* Excerpt
******
A herniated disc can irritate the nerve adjacent to it

People suffering with back pain, neck pain, or sciatica pain will often times be diagnosed with a herniated disc. The diagnosis is often made from a combination of clinical examination and diagnostic imaging such as MRI or CT scan.

This article reviews what a herniated disc is and how to best treat disc problems in the spine. First you’ll hear from Malton Schexneider, a clinical specialist in orthopaedic physical therapy and an overview discussion from WebMD.

What Is A Herniated Disc And How Can You Treat It?

The term disc herniation was first used in 1934 to describe the processes of sciatic pain. Since that time, “disc herniation” is an umbrella term that encompasses many monikers. Terms you may have heard before include:

  • Herniated disc
  • Slipped disc
  • Prolapsed disc
  • Protruding disc
  • Bulging disc
  • Ruptured disc
  • Extruded disc
  • In an effort to avoid the confusion often associated with medical terminology, the term “herniated disc” is divided into 2 categories:
    1.) Contained protrusions
    2.) Noncontained herniations.

    Contained protrusions are localized disc bulges where the annular fibers (outer rings of the disc) remain intact and firmly connected to the bony vertebrae above and below and protrudes beyond the outer rim of the vertebra. Noncontained herniations are actual disruptions of the annular fibers and permit extrusion of the nuclear material (central jelly like portion of the disc).

    These conditions mainly affect people between 30 and 50 years of age. Although the disc undergoes a natural aging effect, abnormal stress to the disc in the form of excessive bending, twisting, and lifting can result in disc injury. Disc injury can also result from excessive compression loads on the spine such as those encountered from a fall. (click here to see the full article)

    WebMD offers a thorough description of what causes a herniated disc and how to best treat it.

    You can have a herniated disc in any part of your spine. But most herniated discs affect the lower back (lumbar spine). Some happen in the neck (cervical spine) and, more rarely, in the upper back (thoracic spine). This topic focuses mainly on the lower back.

    What causes a herniated disc?
    A herniated disc may be caused by:

    • Wear and tear of the disc. As you age, your discs dry out and aren’t as flexible.
    • Injury to the spine. This may cause tiny tears or cracks in the hard outer layer of the disc. When this happens, the gel inside the disc can be forced out through the tears or cracks in the outer layer of the disc. This causes the disc to bulge, break open, or break into pieces.

    What are the symptoms?
    When a herniated disc presses on nerve roots, it can cause pain, numbness, and weakness in the area of the body where the nerve travels. A herniated disc in the lower back can cause pain and numbness in the buttock and down the leg. This is called sciatica (say “sy-AT-ih-kuh”). Sciatica is the most common symptom of a herniated disc in the low back.

    If a herniated disc is not pressing on a nerve, you may have a backache or no pain at all.
******
* Entries provided

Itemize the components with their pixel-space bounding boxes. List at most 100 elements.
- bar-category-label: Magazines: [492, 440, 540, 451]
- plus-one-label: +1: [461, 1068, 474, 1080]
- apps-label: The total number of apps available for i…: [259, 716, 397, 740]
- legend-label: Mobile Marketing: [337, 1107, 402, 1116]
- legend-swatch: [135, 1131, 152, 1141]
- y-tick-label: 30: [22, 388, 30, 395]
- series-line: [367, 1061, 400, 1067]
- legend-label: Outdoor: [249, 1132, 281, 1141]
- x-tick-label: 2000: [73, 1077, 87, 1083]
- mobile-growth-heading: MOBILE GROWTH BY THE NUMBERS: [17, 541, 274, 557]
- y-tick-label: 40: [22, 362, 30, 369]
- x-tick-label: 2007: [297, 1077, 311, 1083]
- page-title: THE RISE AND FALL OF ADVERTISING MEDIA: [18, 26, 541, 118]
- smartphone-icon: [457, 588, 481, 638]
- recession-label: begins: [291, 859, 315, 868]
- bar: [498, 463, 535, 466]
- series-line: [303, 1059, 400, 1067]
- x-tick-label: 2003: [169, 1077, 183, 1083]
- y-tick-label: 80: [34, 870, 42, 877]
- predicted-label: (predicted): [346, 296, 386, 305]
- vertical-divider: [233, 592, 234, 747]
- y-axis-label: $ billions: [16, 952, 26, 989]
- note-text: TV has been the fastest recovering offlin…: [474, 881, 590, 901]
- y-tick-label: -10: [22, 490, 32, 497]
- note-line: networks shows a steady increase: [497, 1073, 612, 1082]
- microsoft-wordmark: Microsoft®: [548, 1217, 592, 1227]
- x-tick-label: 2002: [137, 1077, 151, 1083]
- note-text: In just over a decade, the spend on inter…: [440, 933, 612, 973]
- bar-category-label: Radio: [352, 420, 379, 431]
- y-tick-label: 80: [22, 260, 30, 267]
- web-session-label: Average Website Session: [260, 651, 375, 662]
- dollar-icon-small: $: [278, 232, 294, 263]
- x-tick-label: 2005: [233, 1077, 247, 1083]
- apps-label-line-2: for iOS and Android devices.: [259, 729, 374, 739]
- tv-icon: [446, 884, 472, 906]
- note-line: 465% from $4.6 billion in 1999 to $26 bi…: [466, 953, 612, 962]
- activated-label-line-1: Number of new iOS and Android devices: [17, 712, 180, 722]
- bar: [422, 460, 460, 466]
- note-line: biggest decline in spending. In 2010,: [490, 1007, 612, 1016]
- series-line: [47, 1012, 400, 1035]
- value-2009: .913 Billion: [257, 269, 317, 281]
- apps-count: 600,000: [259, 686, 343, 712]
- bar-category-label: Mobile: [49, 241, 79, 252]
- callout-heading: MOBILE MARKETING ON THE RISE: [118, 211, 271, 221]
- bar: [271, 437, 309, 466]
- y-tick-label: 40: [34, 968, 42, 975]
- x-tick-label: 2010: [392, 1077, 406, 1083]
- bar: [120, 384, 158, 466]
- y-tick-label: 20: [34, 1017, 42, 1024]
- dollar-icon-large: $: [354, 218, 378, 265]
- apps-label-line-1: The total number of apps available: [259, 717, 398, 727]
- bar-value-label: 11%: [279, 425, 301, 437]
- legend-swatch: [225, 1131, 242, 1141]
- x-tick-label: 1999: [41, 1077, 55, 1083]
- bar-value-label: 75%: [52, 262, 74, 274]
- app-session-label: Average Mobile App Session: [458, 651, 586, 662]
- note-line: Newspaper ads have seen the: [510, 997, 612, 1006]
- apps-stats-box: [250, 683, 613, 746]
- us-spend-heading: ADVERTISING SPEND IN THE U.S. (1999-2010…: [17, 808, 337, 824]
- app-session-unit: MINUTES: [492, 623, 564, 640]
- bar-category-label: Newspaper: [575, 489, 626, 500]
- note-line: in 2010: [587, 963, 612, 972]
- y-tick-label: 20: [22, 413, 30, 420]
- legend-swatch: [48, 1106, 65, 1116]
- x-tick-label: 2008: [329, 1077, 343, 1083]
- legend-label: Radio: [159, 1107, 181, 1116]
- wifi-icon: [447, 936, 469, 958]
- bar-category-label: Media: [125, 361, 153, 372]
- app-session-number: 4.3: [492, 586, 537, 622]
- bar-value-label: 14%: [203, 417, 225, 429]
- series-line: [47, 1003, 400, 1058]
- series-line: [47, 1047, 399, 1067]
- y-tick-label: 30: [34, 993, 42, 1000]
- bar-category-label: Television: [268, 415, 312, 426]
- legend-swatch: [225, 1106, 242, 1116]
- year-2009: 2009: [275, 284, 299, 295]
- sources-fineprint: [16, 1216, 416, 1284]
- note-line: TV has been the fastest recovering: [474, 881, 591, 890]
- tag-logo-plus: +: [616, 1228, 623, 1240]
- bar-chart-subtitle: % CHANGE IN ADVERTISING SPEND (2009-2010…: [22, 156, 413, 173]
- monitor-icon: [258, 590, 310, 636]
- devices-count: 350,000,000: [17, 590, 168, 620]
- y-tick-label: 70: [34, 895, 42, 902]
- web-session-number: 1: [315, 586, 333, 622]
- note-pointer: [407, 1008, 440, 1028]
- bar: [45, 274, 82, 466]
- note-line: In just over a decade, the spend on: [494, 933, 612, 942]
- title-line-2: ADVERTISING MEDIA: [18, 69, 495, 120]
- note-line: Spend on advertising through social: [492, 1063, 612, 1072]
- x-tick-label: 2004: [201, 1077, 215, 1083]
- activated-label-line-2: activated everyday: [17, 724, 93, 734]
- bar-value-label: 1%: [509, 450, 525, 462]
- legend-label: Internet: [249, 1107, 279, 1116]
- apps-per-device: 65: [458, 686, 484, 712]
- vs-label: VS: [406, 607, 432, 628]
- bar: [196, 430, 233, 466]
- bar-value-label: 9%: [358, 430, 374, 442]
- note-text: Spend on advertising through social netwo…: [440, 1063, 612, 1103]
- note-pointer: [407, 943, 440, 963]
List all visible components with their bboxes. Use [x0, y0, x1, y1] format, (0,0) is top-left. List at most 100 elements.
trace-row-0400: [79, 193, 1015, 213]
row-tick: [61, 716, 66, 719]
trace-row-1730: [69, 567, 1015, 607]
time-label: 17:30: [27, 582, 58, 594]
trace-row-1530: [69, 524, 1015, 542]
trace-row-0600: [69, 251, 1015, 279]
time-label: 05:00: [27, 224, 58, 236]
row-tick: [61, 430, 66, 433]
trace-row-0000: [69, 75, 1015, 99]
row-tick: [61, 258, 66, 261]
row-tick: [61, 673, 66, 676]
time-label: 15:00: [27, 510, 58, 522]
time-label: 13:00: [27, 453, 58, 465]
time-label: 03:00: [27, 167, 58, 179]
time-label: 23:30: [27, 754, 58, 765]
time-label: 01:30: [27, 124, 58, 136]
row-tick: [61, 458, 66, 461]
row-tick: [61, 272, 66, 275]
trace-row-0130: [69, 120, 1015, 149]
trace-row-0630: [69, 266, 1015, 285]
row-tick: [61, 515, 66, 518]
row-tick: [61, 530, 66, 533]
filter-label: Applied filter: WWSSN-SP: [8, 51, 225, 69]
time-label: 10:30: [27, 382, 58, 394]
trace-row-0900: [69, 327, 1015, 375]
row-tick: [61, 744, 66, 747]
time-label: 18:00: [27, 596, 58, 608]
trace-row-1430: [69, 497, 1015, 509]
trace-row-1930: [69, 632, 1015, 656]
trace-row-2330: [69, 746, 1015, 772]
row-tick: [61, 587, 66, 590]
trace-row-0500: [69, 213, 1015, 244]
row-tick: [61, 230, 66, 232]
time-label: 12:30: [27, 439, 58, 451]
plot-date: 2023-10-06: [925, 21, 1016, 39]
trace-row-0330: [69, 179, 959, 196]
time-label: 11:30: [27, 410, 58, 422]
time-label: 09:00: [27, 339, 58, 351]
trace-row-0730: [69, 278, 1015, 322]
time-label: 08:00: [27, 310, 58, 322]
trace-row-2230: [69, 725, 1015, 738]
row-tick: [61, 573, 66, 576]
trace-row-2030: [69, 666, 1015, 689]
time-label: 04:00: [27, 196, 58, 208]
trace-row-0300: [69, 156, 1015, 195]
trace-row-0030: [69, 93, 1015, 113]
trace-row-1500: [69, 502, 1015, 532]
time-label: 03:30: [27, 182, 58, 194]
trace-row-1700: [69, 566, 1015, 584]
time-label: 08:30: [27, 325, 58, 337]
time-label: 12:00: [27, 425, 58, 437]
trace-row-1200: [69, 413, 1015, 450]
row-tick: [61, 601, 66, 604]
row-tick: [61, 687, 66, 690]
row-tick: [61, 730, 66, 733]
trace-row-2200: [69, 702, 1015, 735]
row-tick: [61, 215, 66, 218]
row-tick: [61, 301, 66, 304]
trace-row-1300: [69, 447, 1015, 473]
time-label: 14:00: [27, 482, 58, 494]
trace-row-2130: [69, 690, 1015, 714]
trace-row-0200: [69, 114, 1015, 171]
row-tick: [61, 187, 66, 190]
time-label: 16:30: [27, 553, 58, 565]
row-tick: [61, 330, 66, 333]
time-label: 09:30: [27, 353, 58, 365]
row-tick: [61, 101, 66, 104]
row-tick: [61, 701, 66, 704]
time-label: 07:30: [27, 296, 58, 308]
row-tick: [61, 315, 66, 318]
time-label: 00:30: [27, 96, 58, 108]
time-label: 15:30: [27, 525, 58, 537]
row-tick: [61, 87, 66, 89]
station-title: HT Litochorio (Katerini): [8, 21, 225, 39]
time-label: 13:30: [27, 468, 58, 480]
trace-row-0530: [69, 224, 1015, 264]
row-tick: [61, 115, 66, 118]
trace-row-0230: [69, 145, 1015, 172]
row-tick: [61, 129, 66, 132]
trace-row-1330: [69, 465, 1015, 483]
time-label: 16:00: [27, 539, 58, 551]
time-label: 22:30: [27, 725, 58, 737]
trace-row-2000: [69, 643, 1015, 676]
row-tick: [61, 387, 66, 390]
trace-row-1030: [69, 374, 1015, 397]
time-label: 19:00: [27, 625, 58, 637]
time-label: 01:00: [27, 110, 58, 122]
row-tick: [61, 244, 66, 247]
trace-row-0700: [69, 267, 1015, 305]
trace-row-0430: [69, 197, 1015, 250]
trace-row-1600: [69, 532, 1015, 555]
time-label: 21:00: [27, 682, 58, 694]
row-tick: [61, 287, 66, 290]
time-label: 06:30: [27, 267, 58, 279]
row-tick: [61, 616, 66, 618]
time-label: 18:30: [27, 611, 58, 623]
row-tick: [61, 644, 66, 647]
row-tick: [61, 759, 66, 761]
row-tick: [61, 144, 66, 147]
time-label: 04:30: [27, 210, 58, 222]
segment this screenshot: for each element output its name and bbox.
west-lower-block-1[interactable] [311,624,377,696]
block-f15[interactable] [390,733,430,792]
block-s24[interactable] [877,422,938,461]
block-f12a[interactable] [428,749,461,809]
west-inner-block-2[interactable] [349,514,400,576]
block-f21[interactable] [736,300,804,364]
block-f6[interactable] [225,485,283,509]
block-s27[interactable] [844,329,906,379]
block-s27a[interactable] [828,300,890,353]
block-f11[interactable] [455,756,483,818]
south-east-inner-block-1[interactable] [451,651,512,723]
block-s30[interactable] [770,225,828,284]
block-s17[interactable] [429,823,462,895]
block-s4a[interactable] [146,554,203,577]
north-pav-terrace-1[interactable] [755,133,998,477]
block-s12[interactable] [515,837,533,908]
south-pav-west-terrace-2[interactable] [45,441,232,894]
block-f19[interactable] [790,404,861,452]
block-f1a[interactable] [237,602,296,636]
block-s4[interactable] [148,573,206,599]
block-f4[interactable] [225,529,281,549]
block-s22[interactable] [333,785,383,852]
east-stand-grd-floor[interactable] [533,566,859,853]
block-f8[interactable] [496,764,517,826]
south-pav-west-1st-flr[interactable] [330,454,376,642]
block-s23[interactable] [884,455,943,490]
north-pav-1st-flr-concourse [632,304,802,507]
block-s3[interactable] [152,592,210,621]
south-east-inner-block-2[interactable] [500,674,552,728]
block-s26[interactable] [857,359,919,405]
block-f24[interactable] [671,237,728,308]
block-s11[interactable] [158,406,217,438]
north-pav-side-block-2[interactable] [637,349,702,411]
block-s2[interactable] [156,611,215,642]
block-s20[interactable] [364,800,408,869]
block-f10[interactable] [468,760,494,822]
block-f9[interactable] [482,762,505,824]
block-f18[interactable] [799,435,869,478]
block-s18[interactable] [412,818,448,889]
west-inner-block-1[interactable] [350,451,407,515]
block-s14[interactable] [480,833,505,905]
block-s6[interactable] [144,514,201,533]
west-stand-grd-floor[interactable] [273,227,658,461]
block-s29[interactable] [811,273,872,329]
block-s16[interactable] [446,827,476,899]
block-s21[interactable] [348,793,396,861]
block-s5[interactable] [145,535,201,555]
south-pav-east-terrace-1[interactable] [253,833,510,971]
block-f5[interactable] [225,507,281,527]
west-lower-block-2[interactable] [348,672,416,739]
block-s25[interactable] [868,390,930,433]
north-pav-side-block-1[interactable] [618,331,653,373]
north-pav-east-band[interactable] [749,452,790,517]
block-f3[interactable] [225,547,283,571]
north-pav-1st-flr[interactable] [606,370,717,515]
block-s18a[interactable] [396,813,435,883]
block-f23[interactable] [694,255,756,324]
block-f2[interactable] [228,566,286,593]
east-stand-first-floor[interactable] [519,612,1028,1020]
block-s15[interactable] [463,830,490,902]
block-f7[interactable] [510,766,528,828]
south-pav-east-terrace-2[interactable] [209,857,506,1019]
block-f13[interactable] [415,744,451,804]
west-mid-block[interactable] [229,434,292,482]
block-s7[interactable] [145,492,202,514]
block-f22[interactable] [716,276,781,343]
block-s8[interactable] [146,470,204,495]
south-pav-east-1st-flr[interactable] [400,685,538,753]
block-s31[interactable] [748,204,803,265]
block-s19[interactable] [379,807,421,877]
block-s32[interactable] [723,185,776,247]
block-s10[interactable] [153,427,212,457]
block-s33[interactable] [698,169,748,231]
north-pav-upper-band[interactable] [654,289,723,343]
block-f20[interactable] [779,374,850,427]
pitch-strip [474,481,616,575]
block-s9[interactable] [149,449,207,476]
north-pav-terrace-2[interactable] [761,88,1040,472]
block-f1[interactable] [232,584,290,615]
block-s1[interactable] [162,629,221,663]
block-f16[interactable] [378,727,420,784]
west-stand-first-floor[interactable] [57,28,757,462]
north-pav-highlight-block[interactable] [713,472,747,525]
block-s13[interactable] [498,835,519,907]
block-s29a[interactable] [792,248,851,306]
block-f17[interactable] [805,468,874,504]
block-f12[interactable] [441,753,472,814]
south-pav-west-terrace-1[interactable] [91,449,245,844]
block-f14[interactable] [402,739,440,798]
******
* Work instructions
According to the herniated disc article, in what year was the term "disc herniation" first used? The entries were taken from a separate source unrelated to the article on herniated discs.

* Solution below
1934